Data to use.
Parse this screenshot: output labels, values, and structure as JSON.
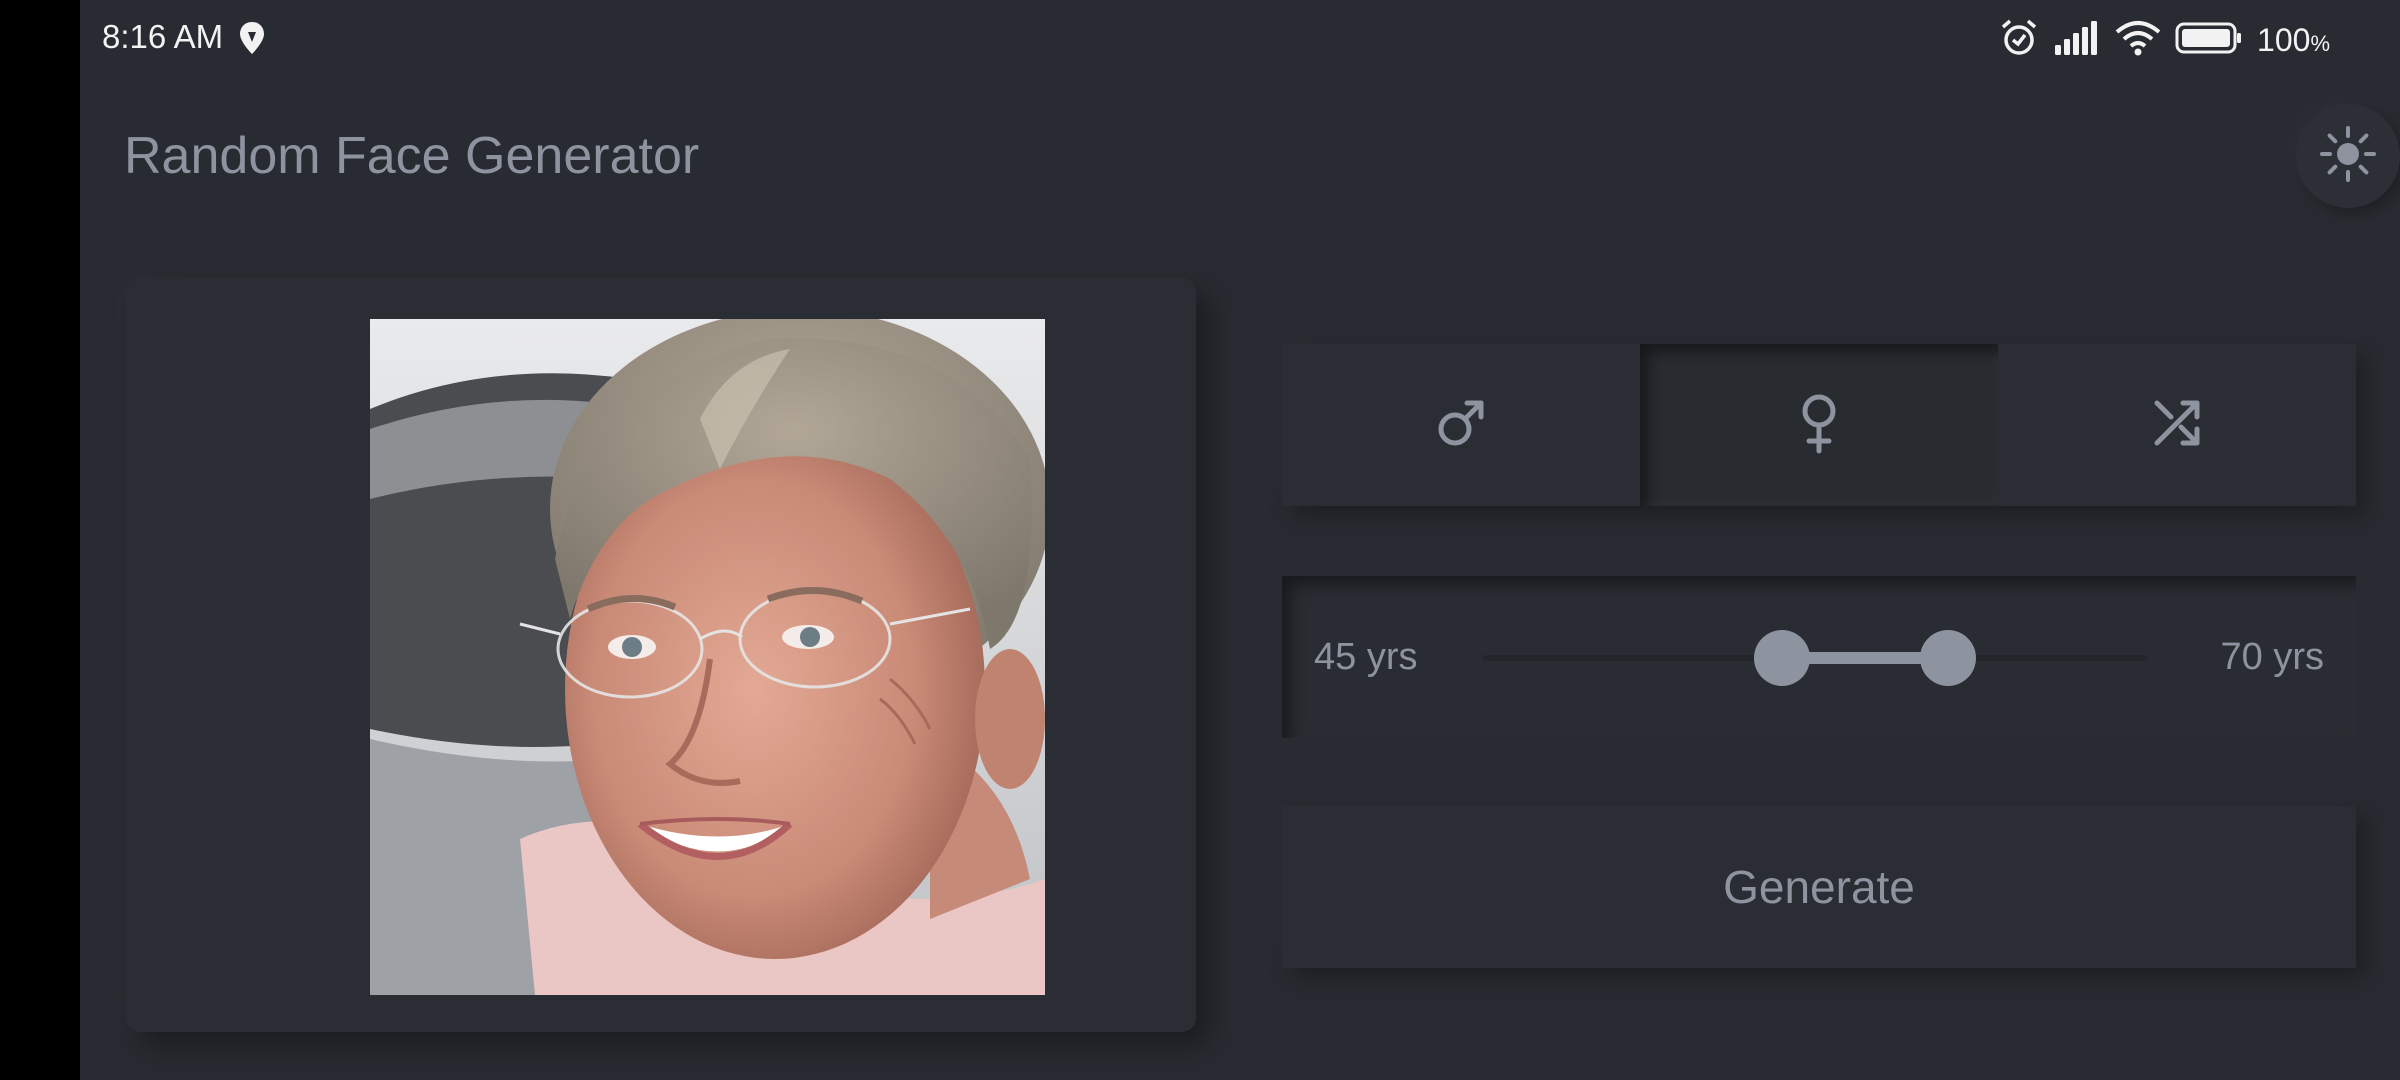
{
  "status_bar": {
    "time": "8:16 AM",
    "battery_percent": "100",
    "battery_unit": "%",
    "icons": [
      "location-icon",
      "alarm-icon",
      "signal-icon",
      "wifi-icon",
      "battery-icon"
    ]
  },
  "app_bar": {
    "title": "Random Face Generator",
    "theme_icon": "sun-icon"
  },
  "gender_selector": {
    "options": [
      {
        "icon": "male-icon",
        "selected": false
      },
      {
        "icon": "female-icon",
        "selected": true
      },
      {
        "icon": "shuffle-icon",
        "selected": false
      }
    ]
  },
  "age_range": {
    "min_label": "45 yrs",
    "max_label": "70 yrs",
    "low_fraction": 0.45,
    "high_fraction": 0.7
  },
  "generate": {
    "label": "Generate"
  },
  "colors": {
    "background": "#282b31",
    "accent": "#8d939f"
  }
}
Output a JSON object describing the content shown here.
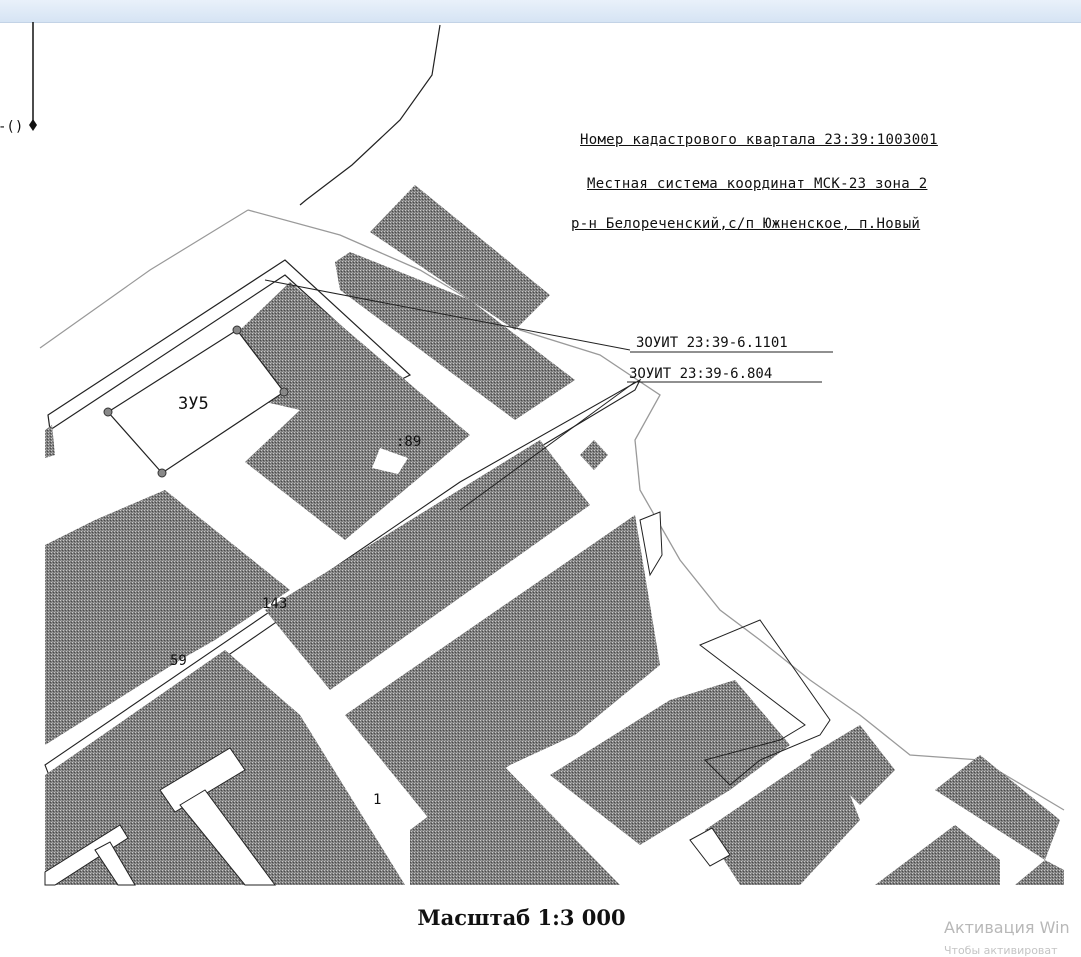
{
  "header": {
    "quarter_number": "Номер кадастрового квартала 23:39:1003001",
    "coordinate_system": "Местная система координат МСК-23 зона 2",
    "locality": "р-н Белореченский,с/п Южненское, п.Новый"
  },
  "zones": {
    "zouit_1": "ЗОУИТ 23:39-6.1101",
    "zouit_2": "ЗОУИТ 23:39-6.804"
  },
  "map_labels": {
    "land_plot": "ЗУ5",
    "parcel_89": ":89",
    "parcel_143": "143",
    "parcel_59": "59",
    "parcel_1": "1",
    "edge_fragment": "-()"
  },
  "footer": {
    "scale": "Масштаб 1:3 000"
  },
  "overlay": {
    "activation_title": "Активация Win",
    "activation_hint": "Чтобы активироват"
  },
  "colors": {
    "parcel_fill": "#6e6e6e",
    "land_plot_outline": "#222222",
    "background": "#ffffff"
  }
}
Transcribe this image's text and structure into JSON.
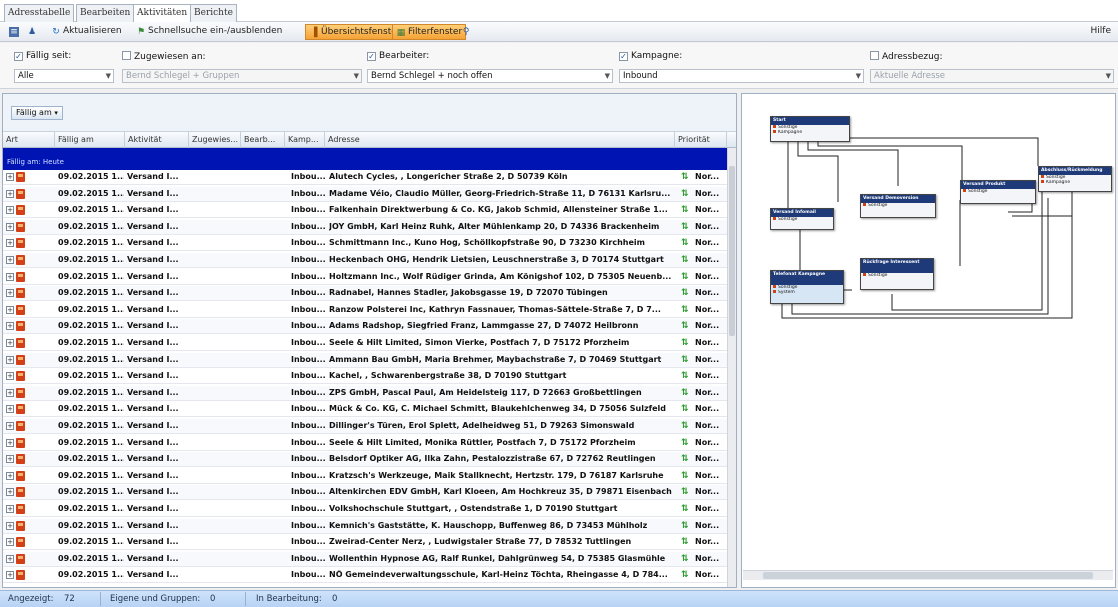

Work to be completed. Work out how many lines in the records above contain the word "this", and give only that number.

Result of the task. 2